»»

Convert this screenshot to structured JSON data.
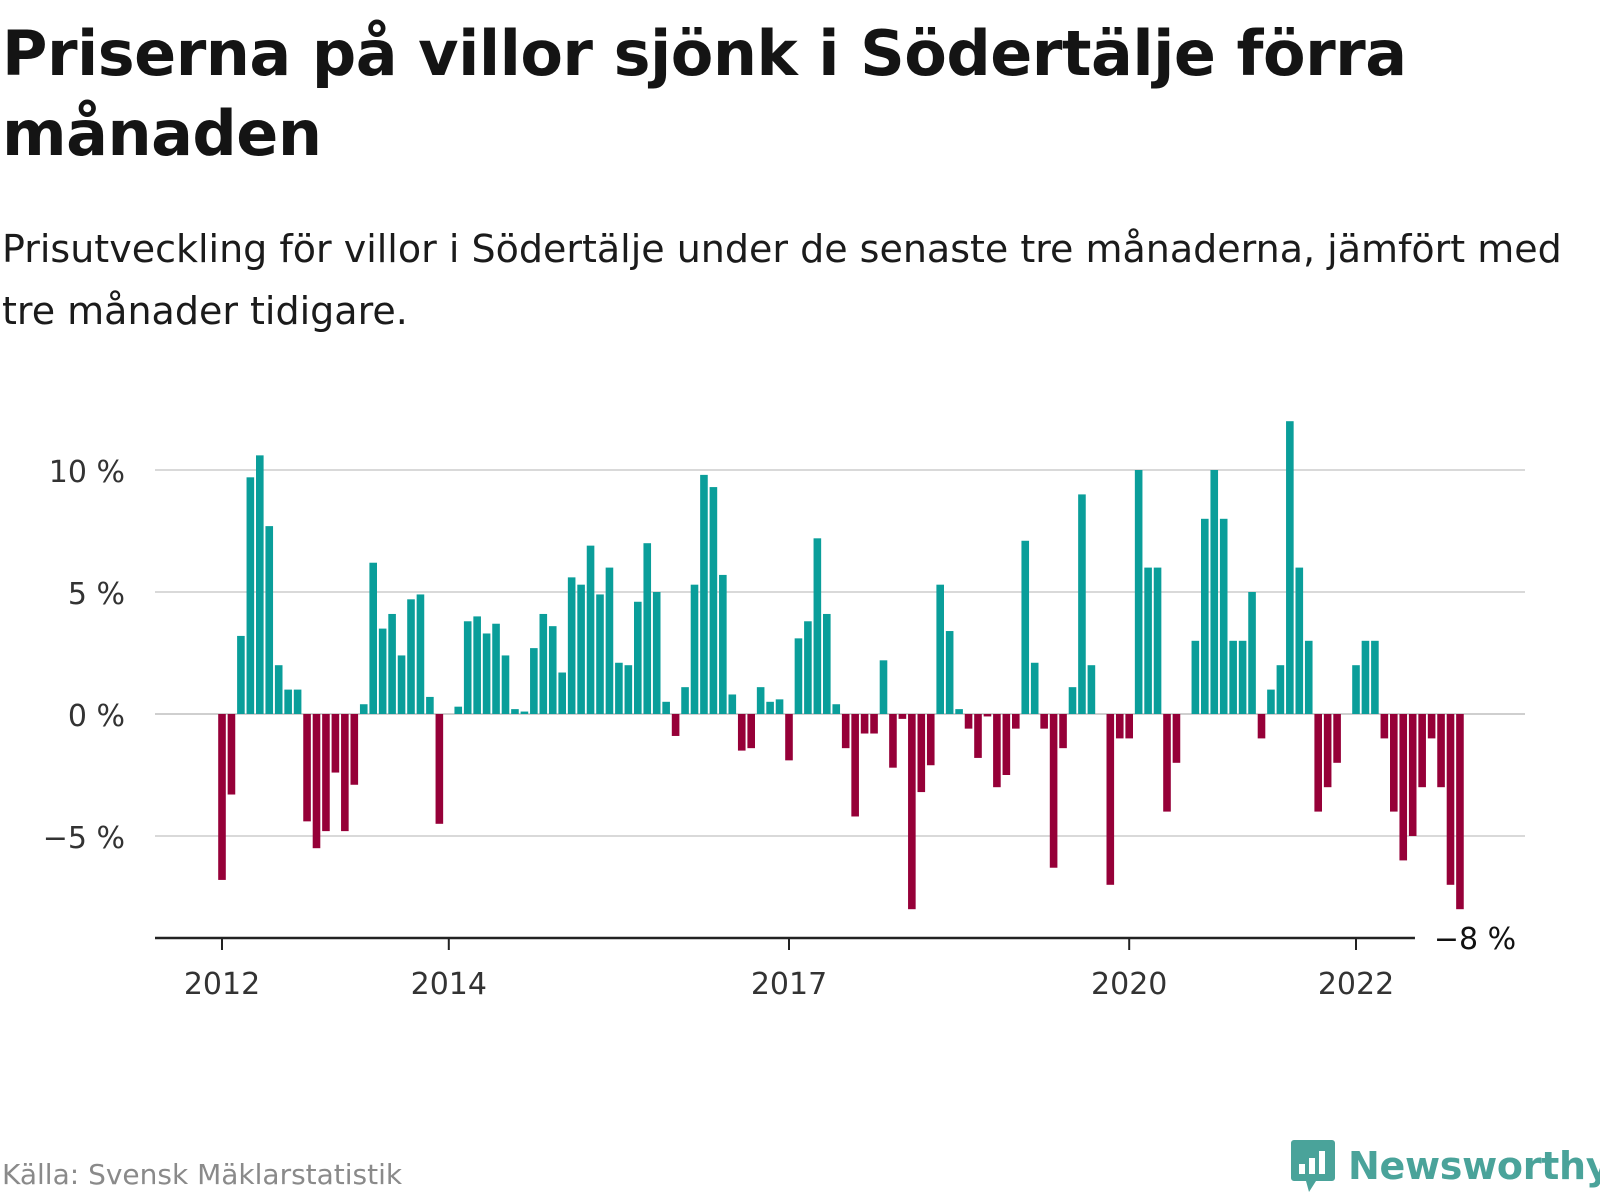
{
  "title": "Priserna på villor sjönk i Södertälje förra månaden",
  "subtitle": "Prisutveckling för villor i Södertälje under de senaste tre månaderna, jämfört med tre månader tidigare.",
  "source": "Källa: Svensk Mäklarstatistik",
  "brand": "Newsworthy",
  "colors": {
    "positive": "#0a9e9a",
    "negative": "#960038",
    "grid": "#d9d9d9",
    "axis": "#222222",
    "brand": "#4aa39a"
  },
  "chart_data": {
    "type": "bar",
    "xlabel": "",
    "ylabel": "",
    "ylim": [
      -9.2,
      12
    ],
    "yticks": [
      {
        "value": 10,
        "label": "10 %"
      },
      {
        "value": 5,
        "label": "5 %"
      },
      {
        "value": 0,
        "label": "0 %"
      },
      {
        "value": -5,
        "label": "−5 %"
      }
    ],
    "xticks": [
      {
        "index": 0,
        "label": "2012"
      },
      {
        "index": 24,
        "label": "2014"
      },
      {
        "index": 60,
        "label": "2017"
      },
      {
        "index": 96,
        "label": "2020"
      },
      {
        "index": 120,
        "label": "2022"
      }
    ],
    "last_value_label": "−8 %",
    "grid": true,
    "values": [
      -6.8,
      -3.3,
      3.2,
      9.7,
      10.6,
      7.7,
      2.0,
      1.0,
      1.0,
      -4.4,
      -5.5,
      -4.8,
      -2.4,
      -4.8,
      -2.9,
      0.4,
      6.2,
      3.5,
      4.1,
      2.4,
      4.7,
      4.9,
      0.7,
      -4.5,
      0,
      0.3,
      3.8,
      4.0,
      3.3,
      3.7,
      2.4,
      0.2,
      0.1,
      2.7,
      4.1,
      3.6,
      1.7,
      5.6,
      5.3,
      6.9,
      4.9,
      6.0,
      2.1,
      2.0,
      4.6,
      7.0,
      5.0,
      0.5,
      -0.9,
      1.1,
      5.3,
      9.8,
      9.3,
      5.7,
      0.8,
      -1.5,
      -1.4,
      1.1,
      0.5,
      0.6,
      -1.9,
      3.1,
      3.8,
      7.2,
      4.1,
      0.4,
      -1.4,
      -4.2,
      -0.8,
      -0.8,
      2.2,
      -2.2,
      -0.2,
      -8.0,
      -3.2,
      -2.1,
      5.3,
      3.4,
      0.2,
      -0.6,
      -1.8,
      -0.1,
      -3.0,
      -2.5,
      -0.6,
      7.1,
      2.1,
      -0.6,
      -6.3,
      -1.4,
      1.1,
      9.0,
      2.0,
      0,
      -7.0,
      -1.0,
      -1.0,
      10.0,
      6.0,
      6.0,
      -4.0,
      -2.0,
      0,
      3.0,
      8.0,
      10.0,
      8.0,
      3.0,
      3.0,
      5.0,
      -1.0,
      1.0,
      2.0,
      12.0,
      6.0,
      3.0,
      -4.0,
      -3.0,
      -2.0,
      0,
      2.0,
      3.0,
      3.0,
      -1.0,
      -4.0,
      -6.0,
      -5.0,
      -3.0,
      -1.0,
      -3.0,
      -7.0,
      -8.0
    ]
  }
}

««

Given task: Check each line of the data above for the string "villor" and report only how many lines have it.

Worked solution: 2